Document =
## BEGIN

Despite all that, we loved it.
We returned to Boston determined to pursue this slow-travel lifestyle. We spent every spare moment planning. It was what we talked about over dinner as a family. We began selling our stuff, scouring blogs, reading books, and checking items off our spreadsheet lists. We all saw our journey into this lifestyle as a natural progression of things.
We also began telling friends and family of our plan. Most were encouraging, but some thought we were crazy. Still others told us we were not giving our children a proper childhood, that we were ruining our careers and putting our family in danger. Early on in our relationship, though, Will and I adopted the philosophy that no one else gets a vote on how we live our life. We removed ourselves from conversations in which people attacked our choices and surrounded ourselves with positivity.
When we were deciding where to move, we initially considered cost of living. We quickly learned that many countries offer an affordable lifestyle, so we began to add in several other wish list items: French school, Spanish speaking country and culturally rich environment. All of this led us to Costa Rica.
On October 6, 2014, we left Boston bound for Costa Rica. While we envisioned paradise in a land full of monkeys, lush greenery and good coffee, we found that the transition was hard for everyone and presented a huge learning curve. We all processed the change differently.
Will, who had only always known the corporate 9-to-5 (or 8-to-8) lifestyle, was lost, having left his company when it would not allow him to work remotely. I had bitten off more than I could handle, moving my design business, homeschooling one of the children and moving to a new country. We were unable to support each other at the time, but the ending was happy. We made it past our largest learning curve to date, but I would never want to go through an experience like that again.

## END

Spatial annotation entries
## BEGIN

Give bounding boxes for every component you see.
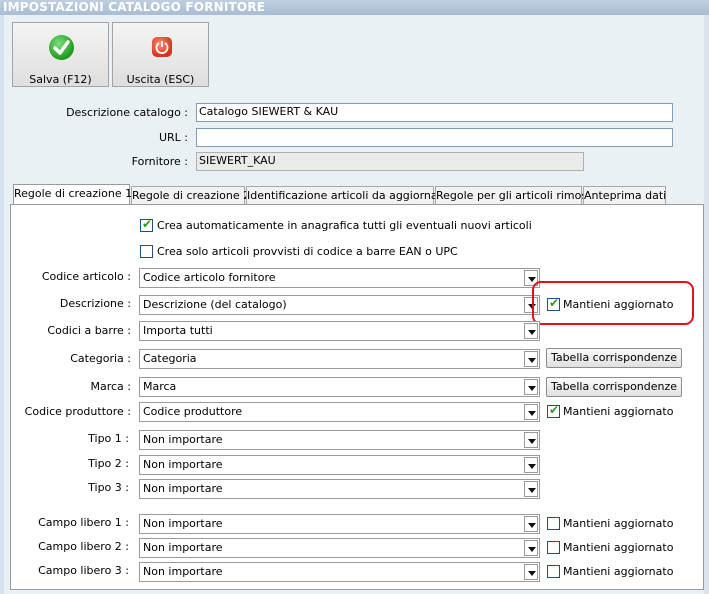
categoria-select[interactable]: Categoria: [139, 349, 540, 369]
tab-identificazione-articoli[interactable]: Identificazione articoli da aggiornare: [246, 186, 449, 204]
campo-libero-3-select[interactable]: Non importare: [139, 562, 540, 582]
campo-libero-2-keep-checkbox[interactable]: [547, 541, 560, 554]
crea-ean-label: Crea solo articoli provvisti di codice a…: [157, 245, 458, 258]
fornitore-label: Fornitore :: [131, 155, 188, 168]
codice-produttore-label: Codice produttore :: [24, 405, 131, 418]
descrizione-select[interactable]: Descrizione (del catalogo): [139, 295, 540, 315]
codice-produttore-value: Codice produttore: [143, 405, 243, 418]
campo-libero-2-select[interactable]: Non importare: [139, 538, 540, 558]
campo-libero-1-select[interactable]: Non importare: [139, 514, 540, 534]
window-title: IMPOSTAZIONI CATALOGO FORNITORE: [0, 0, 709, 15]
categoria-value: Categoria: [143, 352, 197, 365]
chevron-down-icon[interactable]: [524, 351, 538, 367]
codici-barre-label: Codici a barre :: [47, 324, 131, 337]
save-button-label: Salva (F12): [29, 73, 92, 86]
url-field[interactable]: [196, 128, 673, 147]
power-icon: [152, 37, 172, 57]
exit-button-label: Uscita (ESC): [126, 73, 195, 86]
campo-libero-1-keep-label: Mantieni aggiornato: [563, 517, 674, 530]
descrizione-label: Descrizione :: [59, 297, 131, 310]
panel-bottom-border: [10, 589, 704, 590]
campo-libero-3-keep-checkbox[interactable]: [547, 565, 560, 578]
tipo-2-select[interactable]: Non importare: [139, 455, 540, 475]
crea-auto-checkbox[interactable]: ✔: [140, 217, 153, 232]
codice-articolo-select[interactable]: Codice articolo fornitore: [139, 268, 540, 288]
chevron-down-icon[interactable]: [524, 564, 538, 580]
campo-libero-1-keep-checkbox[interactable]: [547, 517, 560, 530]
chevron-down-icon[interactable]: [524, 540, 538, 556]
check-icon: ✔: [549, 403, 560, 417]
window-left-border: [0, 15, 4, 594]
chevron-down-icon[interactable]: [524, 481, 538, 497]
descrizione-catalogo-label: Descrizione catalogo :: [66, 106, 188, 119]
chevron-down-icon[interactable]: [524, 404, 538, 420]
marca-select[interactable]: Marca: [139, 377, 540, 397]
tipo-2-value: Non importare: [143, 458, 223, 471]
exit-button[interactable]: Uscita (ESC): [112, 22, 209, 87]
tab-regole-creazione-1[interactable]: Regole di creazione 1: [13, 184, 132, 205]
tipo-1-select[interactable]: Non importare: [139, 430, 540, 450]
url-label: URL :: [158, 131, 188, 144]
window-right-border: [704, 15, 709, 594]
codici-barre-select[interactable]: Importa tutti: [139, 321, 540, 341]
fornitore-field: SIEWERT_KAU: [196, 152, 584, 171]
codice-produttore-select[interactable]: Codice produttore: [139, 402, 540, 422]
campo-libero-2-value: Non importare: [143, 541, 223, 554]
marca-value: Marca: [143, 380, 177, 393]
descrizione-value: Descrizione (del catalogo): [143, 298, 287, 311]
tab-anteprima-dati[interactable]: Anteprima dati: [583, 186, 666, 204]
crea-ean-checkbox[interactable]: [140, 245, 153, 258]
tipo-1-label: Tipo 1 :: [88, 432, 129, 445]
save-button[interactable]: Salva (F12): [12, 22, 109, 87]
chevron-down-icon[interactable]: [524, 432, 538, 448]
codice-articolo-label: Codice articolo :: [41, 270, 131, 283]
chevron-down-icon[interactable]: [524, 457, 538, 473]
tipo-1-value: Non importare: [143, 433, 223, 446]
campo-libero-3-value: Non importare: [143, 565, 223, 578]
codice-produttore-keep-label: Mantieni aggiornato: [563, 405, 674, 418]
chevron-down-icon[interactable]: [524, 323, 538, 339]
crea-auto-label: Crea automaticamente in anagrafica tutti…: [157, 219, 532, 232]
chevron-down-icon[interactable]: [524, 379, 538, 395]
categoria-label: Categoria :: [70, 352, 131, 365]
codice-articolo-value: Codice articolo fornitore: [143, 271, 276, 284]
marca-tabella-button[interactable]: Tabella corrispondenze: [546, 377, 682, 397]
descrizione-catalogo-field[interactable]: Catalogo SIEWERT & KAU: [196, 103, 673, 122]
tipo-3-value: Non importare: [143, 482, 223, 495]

## END

Given request 1 = Print the stretch of the Costa Rica essay from "On October 6, 2014, we" through "like that again.".
Given request 2 = In the entries, rename "Non importare" to "Do not import" across the stretch from the line containing "categoria-select[interactable]: Categoria: [139, 349, 540, 369]" through the line containing "514, 540, 534]", and return only those lines with everything else unchanged.
These entries have no connection to the essay about moving to Costa Rica.

Finished answer 1 =
On October 6, 2014, we left Boston bound for Costa Rica. While we envisioned paradise in a land full of monkeys, lush greenery and good coffee, we found that the transition was hard for everyone and presented a huge learning curve. We all processed the change differently.
Will, who had only always known the corporate 9-to-5 (or 8-to-8) lifestyle, was lost, having left his company when it would not allow him to work remotely. I had bitten off more than I could handle, moving my design business, homeschooling one of the children and moving to a new country. We were unable to support each other at the time, but the ending was happy. We made it past our largest learning curve to date, but I would never want to go through an experience like that again.

Finished answer 2 =
categoria-select[interactable]: Categoria: [139, 349, 540, 369]
tab-identificazione-articoli[interactable]: Identificazione articoli da aggiornare: [246, 186, 449, 204]
campo-libero-3-select[interactable]: Do not import: [139, 562, 540, 582]
campo-libero-2-keep-checkbox[interactable]: [547, 541, 560, 554]
crea-ean-label: Crea solo articoli provvisti di codice a…: [157, 245, 458, 258]
fornitore-label: Fornitore :: [131, 155, 188, 168]
codice-produttore-label: Codice produttore :: [24, 405, 131, 418]
descrizione-select[interactable]: Descrizione (del catalogo): [139, 295, 540, 315]
codice-produttore-value: Codice produttore: [143, 405, 243, 418]
campo-libero-2-select[interactable]: Do not import: [139, 538, 540, 558]
campo-libero-1-select[interactable]: Do not import: [139, 514, 540, 534]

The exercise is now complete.